WHAT TO DO:
Bring together all lines of the material below that contain the string "into".

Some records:
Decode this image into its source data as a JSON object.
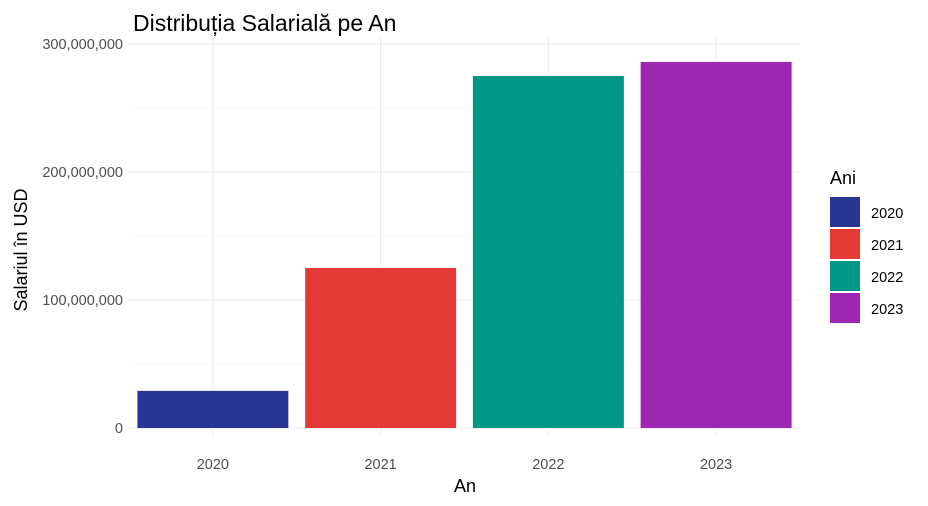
{
  "chart_data": {
    "type": "bar",
    "title": "Distribuția Salarială pe An",
    "xlabel": "An",
    "ylabel": "Salariul în USD",
    "categories": [
      "2020",
      "2021",
      "2022",
      "2023"
    ],
    "values": [
      29000000,
      125000000,
      275000000,
      286000000
    ],
    "colors": [
      "#283593",
      "#E53935",
      "#009688",
      "#9C27B0"
    ],
    "ylim": [
      0,
      300000000
    ],
    "yticks": [
      0,
      100000000,
      200000000,
      300000000
    ],
    "ytick_labels": [
      "0",
      "100,000,000",
      "200,000,000",
      "300,000,000"
    ],
    "grid": true,
    "legend": {
      "title": "Ani",
      "position": "right",
      "entries": [
        "2020",
        "2021",
        "2022",
        "2023"
      ]
    }
  }
}
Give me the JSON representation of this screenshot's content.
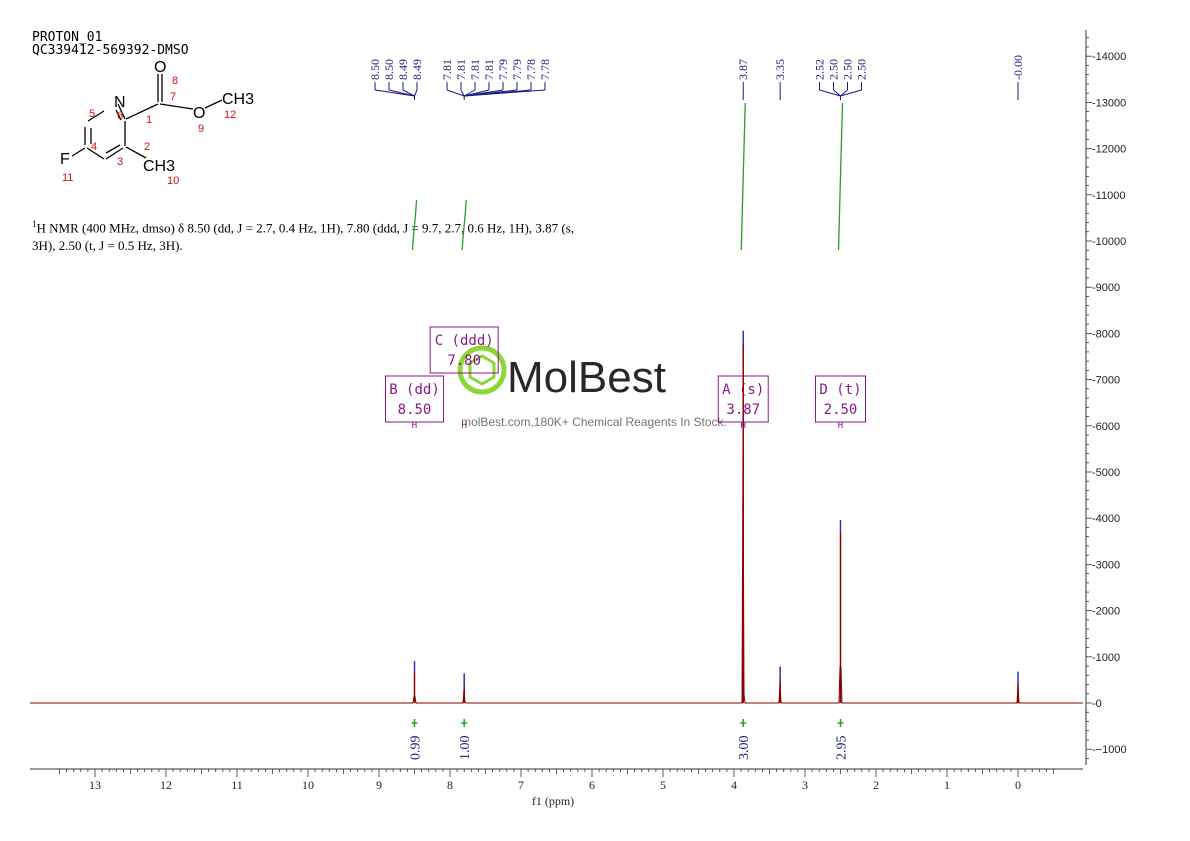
{
  "header": {
    "line1": "PROTON_01",
    "line2": "QC339412-569392-DMSO"
  },
  "description": {
    "sup": "1",
    "text": "H NMR (400 MHz, dmso) δ 8.50 (dd, J = 2.7, 0.4 Hz, 1H), 7.80 (ddd, J = 9.7, 2.7, 0.6 Hz, 1H), 3.87 (s, 3H), 2.50 (t, J = 0.5 Hz, 3H)."
  },
  "structure": {
    "atoms": {
      "N": "N",
      "O_carbonyl": "O",
      "O_ester": "O",
      "CH3_ester": "CH3",
      "CH3_ring": "CH3",
      "F": "F"
    },
    "numbers": [
      "1",
      "2",
      "3",
      "4",
      "5",
      "6",
      "7",
      "8",
      "9",
      "10",
      "11",
      "12"
    ]
  },
  "watermark": {
    "brand": "MolBest",
    "sub": "molBest.com,180K+ Chemical Reagents In Stock."
  },
  "colors": {
    "spectrum": "#8b0000",
    "peak_label": "#1a1a80",
    "integral_curve": "#2a9d2a",
    "box": "#8a1a8a",
    "brand_green": "#7ed321"
  },
  "chart_data": {
    "type": "line",
    "title": "",
    "xlabel": "f1 (ppm)",
    "ylabel": "",
    "xlim": [
      14,
      -1
    ],
    "ylim": [
      -1400,
      14600
    ],
    "x_ticks": [
      13,
      12,
      11,
      10,
      9,
      8,
      7,
      6,
      5,
      4,
      3,
      2,
      1,
      0
    ],
    "y_ticks": [
      14000,
      13000,
      12000,
      11000,
      10000,
      9000,
      8000,
      7000,
      6000,
      5000,
      4000,
      3000,
      2000,
      1000,
      0,
      -1000
    ],
    "peaks": [
      {
        "x": 8.5,
        "y": 650
      },
      {
        "x": 7.8,
        "y": 380
      },
      {
        "x": 3.87,
        "y": 7800
      },
      {
        "x": 3.35,
        "y": 530
      },
      {
        "x": 2.5,
        "y": 3700
      },
      {
        "x": 0.0,
        "y": 420
      }
    ],
    "peak_labels": [
      {
        "group": "8.50 ppm",
        "labels": [
          "8.50",
          "8.50",
          "8.49",
          "8.49"
        ]
      },
      {
        "group": "7.80 ppm",
        "labels": [
          "7.81",
          "7.81",
          "7.81",
          "7.81",
          "7.79",
          "7.79",
          "7.78",
          "7.78"
        ]
      },
      {
        "group": "3.87 ppm",
        "labels": [
          "3.87"
        ]
      },
      {
        "group": "3.35 ppm",
        "labels": [
          "3.35"
        ]
      },
      {
        "group": "2.50 ppm",
        "labels": [
          "2.52",
          "2.50",
          "2.50",
          "2.50"
        ]
      },
      {
        "group": "0.00 ppm",
        "labels": [
          "-0.00"
        ]
      }
    ],
    "multiplets": [
      {
        "letter": "B (dd)",
        "shift": "8.50",
        "x": 8.5
      },
      {
        "letter": "C (ddd)",
        "shift": "7.80",
        "x": 7.8
      },
      {
        "letter": "A (s)",
        "shift": "3.87",
        "x": 3.87
      },
      {
        "letter": "D (t)",
        "shift": "2.50",
        "x": 2.5
      }
    ],
    "integrals": [
      {
        "x": 8.5,
        "value": "0.99"
      },
      {
        "x": 7.8,
        "value": "1.00"
      },
      {
        "x": 3.87,
        "value": "3.00"
      },
      {
        "x": 2.5,
        "value": "2.95"
      }
    ]
  }
}
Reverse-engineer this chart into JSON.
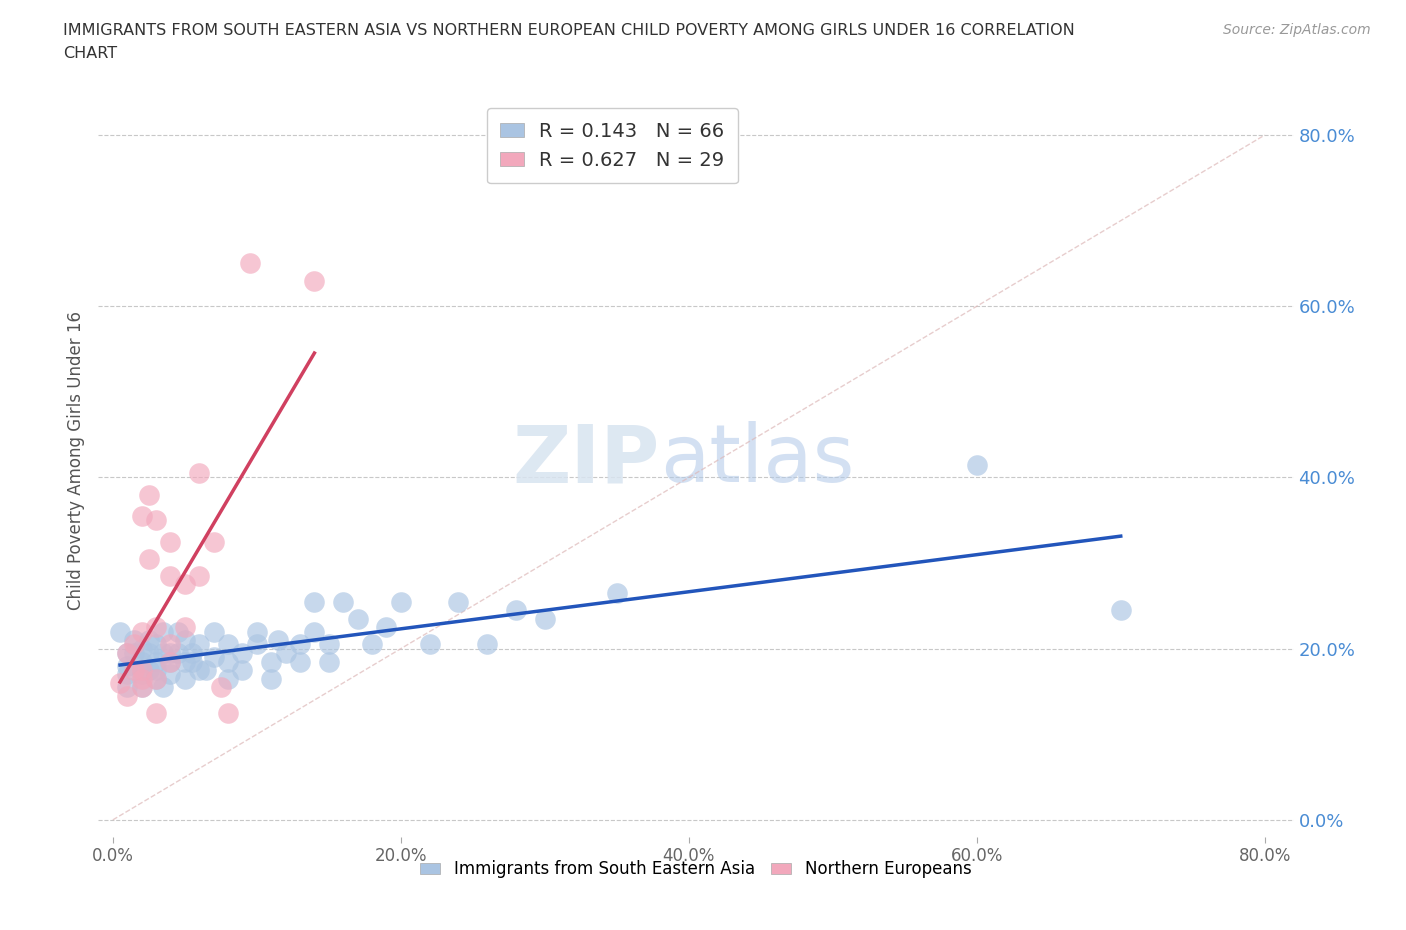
{
  "title_line1": "IMMIGRANTS FROM SOUTH EASTERN ASIA VS NORTHERN EUROPEAN CHILD POVERTY AMONG GIRLS UNDER 16 CORRELATION",
  "title_line2": "CHART",
  "source": "Source: ZipAtlas.com",
  "ylabel": "Child Poverty Among Girls Under 16",
  "xlabel_blue": "Immigrants from South Eastern Asia",
  "xlabel_pink": "Northern Europeans",
  "xlim": [
    -0.01,
    0.82
  ],
  "ylim": [
    -0.02,
    0.86
  ],
  "y_ticks": [
    0.0,
    0.2,
    0.4,
    0.6,
    0.8
  ],
  "x_ticks": [
    0.0,
    0.2,
    0.4,
    0.6,
    0.8
  ],
  "R_blue": 0.143,
  "N_blue": 66,
  "R_pink": 0.627,
  "N_pink": 29,
  "blue_color": "#aac4e2",
  "pink_color": "#f2a8bc",
  "blue_line_color": "#2255bb",
  "pink_line_color": "#d04060",
  "diag_color": "#ddb8b8",
  "blue_scatter": [
    [
      0.005,
      0.22
    ],
    [
      0.01,
      0.18
    ],
    [
      0.01,
      0.195
    ],
    [
      0.01,
      0.17
    ],
    [
      0.01,
      0.155
    ],
    [
      0.015,
      0.21
    ],
    [
      0.015,
      0.195
    ],
    [
      0.02,
      0.17
    ],
    [
      0.02,
      0.2
    ],
    [
      0.02,
      0.185
    ],
    [
      0.02,
      0.155
    ],
    [
      0.025,
      0.195
    ],
    [
      0.025,
      0.175
    ],
    [
      0.025,
      0.21
    ],
    [
      0.03,
      0.205
    ],
    [
      0.03,
      0.185
    ],
    [
      0.03,
      0.175
    ],
    [
      0.03,
      0.165
    ],
    [
      0.035,
      0.195
    ],
    [
      0.035,
      0.22
    ],
    [
      0.035,
      0.155
    ],
    [
      0.04,
      0.185
    ],
    [
      0.04,
      0.17
    ],
    [
      0.04,
      0.195
    ],
    [
      0.045,
      0.22
    ],
    [
      0.045,
      0.195
    ],
    [
      0.05,
      0.185
    ],
    [
      0.05,
      0.165
    ],
    [
      0.05,
      0.21
    ],
    [
      0.055,
      0.195
    ],
    [
      0.055,
      0.185
    ],
    [
      0.06,
      0.205
    ],
    [
      0.06,
      0.175
    ],
    [
      0.065,
      0.175
    ],
    [
      0.07,
      0.19
    ],
    [
      0.07,
      0.22
    ],
    [
      0.08,
      0.185
    ],
    [
      0.08,
      0.165
    ],
    [
      0.08,
      0.205
    ],
    [
      0.09,
      0.195
    ],
    [
      0.09,
      0.175
    ],
    [
      0.1,
      0.22
    ],
    [
      0.1,
      0.205
    ],
    [
      0.11,
      0.185
    ],
    [
      0.11,
      0.165
    ],
    [
      0.115,
      0.21
    ],
    [
      0.12,
      0.195
    ],
    [
      0.13,
      0.205
    ],
    [
      0.13,
      0.185
    ],
    [
      0.14,
      0.255
    ],
    [
      0.14,
      0.22
    ],
    [
      0.15,
      0.205
    ],
    [
      0.15,
      0.185
    ],
    [
      0.16,
      0.255
    ],
    [
      0.17,
      0.235
    ],
    [
      0.18,
      0.205
    ],
    [
      0.19,
      0.225
    ],
    [
      0.2,
      0.255
    ],
    [
      0.22,
      0.205
    ],
    [
      0.24,
      0.255
    ],
    [
      0.26,
      0.205
    ],
    [
      0.28,
      0.245
    ],
    [
      0.3,
      0.235
    ],
    [
      0.35,
      0.265
    ],
    [
      0.6,
      0.415
    ],
    [
      0.7,
      0.245
    ]
  ],
  "pink_scatter": [
    [
      0.005,
      0.16
    ],
    [
      0.01,
      0.195
    ],
    [
      0.01,
      0.145
    ],
    [
      0.015,
      0.175
    ],
    [
      0.015,
      0.205
    ],
    [
      0.02,
      0.155
    ],
    [
      0.02,
      0.175
    ],
    [
      0.02,
      0.22
    ],
    [
      0.02,
      0.355
    ],
    [
      0.02,
      0.165
    ],
    [
      0.025,
      0.305
    ],
    [
      0.025,
      0.38
    ],
    [
      0.03,
      0.225
    ],
    [
      0.03,
      0.125
    ],
    [
      0.03,
      0.165
    ],
    [
      0.03,
      0.35
    ],
    [
      0.04,
      0.285
    ],
    [
      0.04,
      0.185
    ],
    [
      0.04,
      0.325
    ],
    [
      0.04,
      0.205
    ],
    [
      0.05,
      0.275
    ],
    [
      0.05,
      0.225
    ],
    [
      0.06,
      0.405
    ],
    [
      0.06,
      0.285
    ],
    [
      0.07,
      0.325
    ],
    [
      0.075,
      0.155
    ],
    [
      0.08,
      0.125
    ],
    [
      0.095,
      0.65
    ],
    [
      0.14,
      0.63
    ]
  ],
  "watermark_zip": "ZIP",
  "watermark_atlas": "atlas",
  "background_color": "#ffffff",
  "grid_color": "#c8c8c8"
}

THE ANSWER:
Decode this image into its source data as a JSON object.
Reverse-engineer this chart into JSON.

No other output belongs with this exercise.